[START OF Document excerpt]

Metro

Cuomo’s ex Kennedy stands to make $40M in secret anti-oil deal

Kerry Kennedy surveying oil damage in Ecuador.

Kerry Kennedy surveying oil damage in Ecuador. (AP)

Professional do-gooder Kerry Kennedy — Gov. Cuomo’s ex-wife and the daughter of the late Robert F. Kennedy — has called the oil-drilled rain forests of Ecuador “the biggest corporate environmental disaster on the face of the Earth, in the history of the world.”

The human-rights activist penned opinion pieces and lobbied officials to voice her outrage at the damage oil companies have caused to the town of Lago Agrio, where 1,700 square miles of rain forest have been destroyed and people sickened.

What Kennedy has never mentioned during her campaign is that she is being paid handsomely for her seemingly selfless advocacy.

Kennedy, 52, was secretly hired as a “public-relations consultant” by the lawyer representing the Ecuadoreans in an $18 billion lawsuit against Chevron, according to court documents.

[END OF Document excerpt]
[START OF Source data]

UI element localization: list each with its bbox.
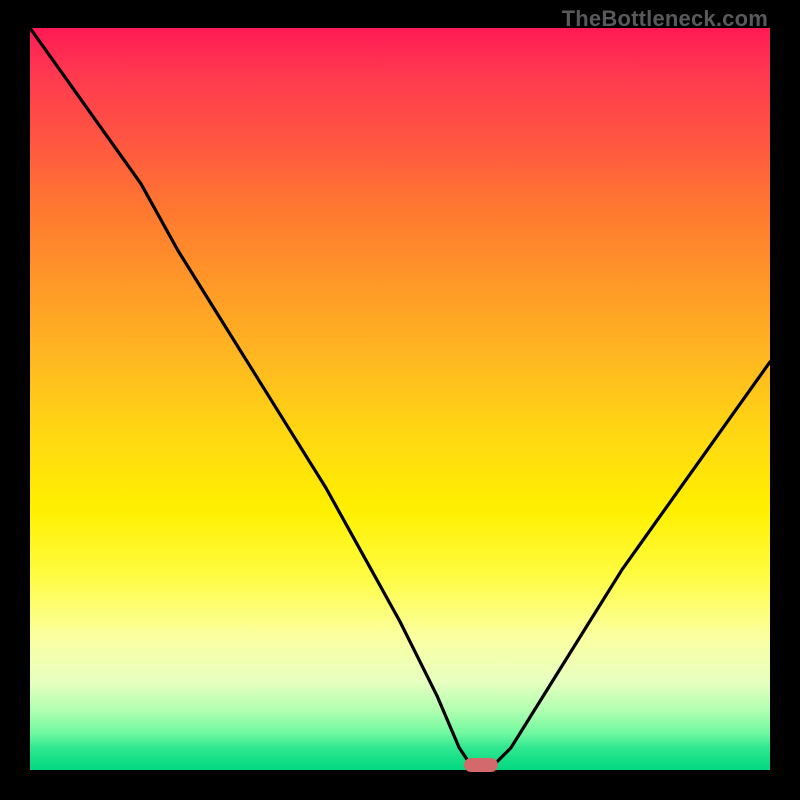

[END OF Source data]

> _Tasks to complete_
**A.** According to the article about Kerry Kennedy and the Ecuador oil lawsuit, how many square miles of rain forest around Lago Agrio have been destroyed?
**B.** Write the next few paragraphs of the article about Kerry Kennedy and the Ecuador oil lawsuit, picking up after its final sentence.

> _Answers given_
**A.** 1,700 square miles

**B.**
Cashing in on her respected family name and legacy, Kennedy raked in tens of thousands of dollars and was given a 0.25 percent stake — worth as much as $40 million — if the $18 billion judgment handed down by an Ecuadorean judge is ultimately upheld. (Chevron has not yet paid pending its countersuit in Manhattan federal court.)

Kennedy was paid a flat $50,000 by lead attorney Steven Donziger on Feb. 22, 2010, bank statements made public in the case show.

She was set to pull down an additional $10,000 per month, according to a September 2010 draft budget by the law firm. And she was to get another $40,000 in expenses in June 2010, according to an invoice from Donziger.

But being a hired shill didn’t stop Kennedy from presenting herself as a crusader with only a personal interest and familial duty to Ecuador’s indigenous masses.

In a CNN appearance on Oct. 22, 2009, and in a column for the Huffington Post on Nov. 4, 2009, she opined about her trip to the South American nation.

“Nothing could prepare me for the horror I witnessed,” she wrote.

In neither instance was it mentioned that she was hired by the law firm or has a financial stake in the case.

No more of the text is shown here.